▸ **Dataset records**

[START]

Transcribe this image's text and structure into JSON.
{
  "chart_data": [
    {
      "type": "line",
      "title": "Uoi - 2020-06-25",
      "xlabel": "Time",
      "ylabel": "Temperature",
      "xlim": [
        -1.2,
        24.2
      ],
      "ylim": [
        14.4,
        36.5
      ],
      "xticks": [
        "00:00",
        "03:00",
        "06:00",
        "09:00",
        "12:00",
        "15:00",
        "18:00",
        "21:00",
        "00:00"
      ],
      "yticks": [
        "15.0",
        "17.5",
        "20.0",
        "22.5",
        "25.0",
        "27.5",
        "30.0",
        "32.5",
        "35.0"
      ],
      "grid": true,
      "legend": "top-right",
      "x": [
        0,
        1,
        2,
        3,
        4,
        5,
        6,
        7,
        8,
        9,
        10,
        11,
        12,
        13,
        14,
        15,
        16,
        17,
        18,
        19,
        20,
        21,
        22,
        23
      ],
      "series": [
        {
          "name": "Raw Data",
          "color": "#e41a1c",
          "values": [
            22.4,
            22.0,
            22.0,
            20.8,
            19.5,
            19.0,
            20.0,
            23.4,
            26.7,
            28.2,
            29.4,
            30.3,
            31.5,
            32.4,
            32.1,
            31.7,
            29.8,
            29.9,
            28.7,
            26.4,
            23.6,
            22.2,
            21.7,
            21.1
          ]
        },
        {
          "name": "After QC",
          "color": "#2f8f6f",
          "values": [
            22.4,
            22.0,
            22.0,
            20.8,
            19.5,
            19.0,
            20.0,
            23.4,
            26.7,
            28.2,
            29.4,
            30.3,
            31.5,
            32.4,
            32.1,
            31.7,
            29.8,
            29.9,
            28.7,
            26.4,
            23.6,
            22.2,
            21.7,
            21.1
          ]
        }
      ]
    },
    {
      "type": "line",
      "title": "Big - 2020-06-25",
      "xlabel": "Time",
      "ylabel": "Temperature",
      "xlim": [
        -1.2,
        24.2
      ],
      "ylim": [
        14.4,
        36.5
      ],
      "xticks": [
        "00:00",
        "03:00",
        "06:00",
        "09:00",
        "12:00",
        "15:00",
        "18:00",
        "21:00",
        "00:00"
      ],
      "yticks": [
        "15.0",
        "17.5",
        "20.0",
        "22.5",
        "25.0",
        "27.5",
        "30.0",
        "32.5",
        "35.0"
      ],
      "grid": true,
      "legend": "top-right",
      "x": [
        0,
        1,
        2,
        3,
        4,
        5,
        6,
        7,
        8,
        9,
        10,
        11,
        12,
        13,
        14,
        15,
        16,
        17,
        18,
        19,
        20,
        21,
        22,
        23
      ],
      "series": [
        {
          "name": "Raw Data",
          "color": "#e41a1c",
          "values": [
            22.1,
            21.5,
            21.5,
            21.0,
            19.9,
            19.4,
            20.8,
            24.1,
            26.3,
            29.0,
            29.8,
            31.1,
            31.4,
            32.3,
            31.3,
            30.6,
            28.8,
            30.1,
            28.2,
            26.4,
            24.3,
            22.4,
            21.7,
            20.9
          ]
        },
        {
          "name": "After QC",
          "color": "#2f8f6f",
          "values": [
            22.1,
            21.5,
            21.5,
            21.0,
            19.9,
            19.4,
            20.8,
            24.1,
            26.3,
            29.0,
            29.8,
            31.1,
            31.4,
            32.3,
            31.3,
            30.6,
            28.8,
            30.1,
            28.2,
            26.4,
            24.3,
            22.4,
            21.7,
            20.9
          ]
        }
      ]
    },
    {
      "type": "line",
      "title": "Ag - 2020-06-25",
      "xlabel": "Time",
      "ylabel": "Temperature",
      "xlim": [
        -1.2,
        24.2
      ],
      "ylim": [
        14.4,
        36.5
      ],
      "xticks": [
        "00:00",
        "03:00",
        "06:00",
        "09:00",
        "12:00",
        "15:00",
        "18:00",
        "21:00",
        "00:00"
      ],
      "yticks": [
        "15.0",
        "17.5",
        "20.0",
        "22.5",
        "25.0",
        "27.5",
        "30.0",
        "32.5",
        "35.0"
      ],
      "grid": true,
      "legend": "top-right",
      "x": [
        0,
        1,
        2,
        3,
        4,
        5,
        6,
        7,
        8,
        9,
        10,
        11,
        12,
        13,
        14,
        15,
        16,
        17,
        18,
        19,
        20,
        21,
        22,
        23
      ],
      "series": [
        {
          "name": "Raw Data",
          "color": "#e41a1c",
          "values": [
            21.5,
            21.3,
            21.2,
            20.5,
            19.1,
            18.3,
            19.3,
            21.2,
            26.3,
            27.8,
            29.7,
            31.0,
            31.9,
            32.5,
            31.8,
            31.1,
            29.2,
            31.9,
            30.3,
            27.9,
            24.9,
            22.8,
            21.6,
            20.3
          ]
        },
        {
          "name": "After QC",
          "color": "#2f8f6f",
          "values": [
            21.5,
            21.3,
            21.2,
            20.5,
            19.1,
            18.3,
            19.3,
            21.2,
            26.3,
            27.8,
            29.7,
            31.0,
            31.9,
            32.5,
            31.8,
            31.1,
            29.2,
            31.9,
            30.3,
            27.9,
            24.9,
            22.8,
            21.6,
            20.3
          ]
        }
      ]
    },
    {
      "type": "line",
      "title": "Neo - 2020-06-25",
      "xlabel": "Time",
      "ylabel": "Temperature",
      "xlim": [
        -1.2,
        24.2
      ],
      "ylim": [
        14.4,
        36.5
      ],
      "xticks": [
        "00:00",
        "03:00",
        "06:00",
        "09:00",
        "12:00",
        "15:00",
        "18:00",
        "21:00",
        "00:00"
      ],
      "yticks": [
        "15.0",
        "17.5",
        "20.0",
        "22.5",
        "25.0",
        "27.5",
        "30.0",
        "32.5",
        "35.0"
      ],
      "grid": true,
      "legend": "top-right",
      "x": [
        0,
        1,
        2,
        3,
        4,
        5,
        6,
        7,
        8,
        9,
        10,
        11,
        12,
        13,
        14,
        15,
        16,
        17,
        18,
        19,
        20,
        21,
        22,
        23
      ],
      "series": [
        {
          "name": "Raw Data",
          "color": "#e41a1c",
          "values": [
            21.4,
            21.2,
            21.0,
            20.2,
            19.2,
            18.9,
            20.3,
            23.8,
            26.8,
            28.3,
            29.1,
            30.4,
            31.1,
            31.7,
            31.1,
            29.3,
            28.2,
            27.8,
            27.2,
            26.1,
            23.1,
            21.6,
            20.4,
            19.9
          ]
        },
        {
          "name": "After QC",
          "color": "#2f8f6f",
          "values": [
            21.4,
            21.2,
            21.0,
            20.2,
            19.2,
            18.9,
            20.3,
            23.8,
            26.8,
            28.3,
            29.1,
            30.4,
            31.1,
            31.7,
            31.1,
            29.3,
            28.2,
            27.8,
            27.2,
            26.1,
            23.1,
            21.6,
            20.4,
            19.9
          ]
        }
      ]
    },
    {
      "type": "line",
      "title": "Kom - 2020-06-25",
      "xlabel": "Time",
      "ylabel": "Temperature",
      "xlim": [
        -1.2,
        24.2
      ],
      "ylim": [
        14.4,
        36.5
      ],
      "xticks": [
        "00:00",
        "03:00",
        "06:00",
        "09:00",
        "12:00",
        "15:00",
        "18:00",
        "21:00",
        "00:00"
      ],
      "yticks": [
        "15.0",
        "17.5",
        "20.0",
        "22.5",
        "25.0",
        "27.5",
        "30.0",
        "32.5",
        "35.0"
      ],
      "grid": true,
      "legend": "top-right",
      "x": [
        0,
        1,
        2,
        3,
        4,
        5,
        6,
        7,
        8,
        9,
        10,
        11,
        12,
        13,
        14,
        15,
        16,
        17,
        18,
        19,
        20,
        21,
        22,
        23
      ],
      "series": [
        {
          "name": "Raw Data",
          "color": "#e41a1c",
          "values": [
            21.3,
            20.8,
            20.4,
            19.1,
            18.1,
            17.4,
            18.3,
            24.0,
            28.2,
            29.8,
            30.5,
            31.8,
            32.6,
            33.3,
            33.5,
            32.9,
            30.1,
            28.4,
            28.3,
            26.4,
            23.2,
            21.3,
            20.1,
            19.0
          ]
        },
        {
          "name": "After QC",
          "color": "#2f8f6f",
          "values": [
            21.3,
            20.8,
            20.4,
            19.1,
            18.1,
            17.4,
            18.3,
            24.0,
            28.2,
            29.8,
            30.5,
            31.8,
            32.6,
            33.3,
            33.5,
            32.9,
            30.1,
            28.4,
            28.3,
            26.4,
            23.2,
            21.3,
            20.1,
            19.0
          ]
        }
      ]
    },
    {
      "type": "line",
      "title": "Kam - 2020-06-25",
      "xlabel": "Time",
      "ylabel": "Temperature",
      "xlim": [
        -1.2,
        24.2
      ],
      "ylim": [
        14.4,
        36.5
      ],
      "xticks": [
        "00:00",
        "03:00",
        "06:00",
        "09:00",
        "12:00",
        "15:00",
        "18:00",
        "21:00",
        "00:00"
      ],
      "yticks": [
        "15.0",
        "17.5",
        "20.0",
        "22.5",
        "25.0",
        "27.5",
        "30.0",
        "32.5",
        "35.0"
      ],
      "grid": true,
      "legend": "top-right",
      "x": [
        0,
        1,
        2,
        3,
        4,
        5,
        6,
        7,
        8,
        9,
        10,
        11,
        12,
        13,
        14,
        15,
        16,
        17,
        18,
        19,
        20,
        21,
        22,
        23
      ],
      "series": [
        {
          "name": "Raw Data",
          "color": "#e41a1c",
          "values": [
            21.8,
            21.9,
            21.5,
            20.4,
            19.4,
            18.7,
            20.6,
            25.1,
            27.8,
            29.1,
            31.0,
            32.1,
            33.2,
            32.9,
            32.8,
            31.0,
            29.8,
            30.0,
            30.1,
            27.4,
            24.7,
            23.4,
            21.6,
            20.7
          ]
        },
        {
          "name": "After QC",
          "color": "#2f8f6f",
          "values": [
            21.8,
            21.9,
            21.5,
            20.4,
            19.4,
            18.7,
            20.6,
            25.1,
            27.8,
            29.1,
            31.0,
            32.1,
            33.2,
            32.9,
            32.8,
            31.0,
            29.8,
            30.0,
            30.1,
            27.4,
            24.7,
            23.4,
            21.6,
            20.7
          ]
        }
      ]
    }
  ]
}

[END]

▸ **Instruction**
Report how many lines hold the string "title", giving the number and nothing else.

▸ **Response**
6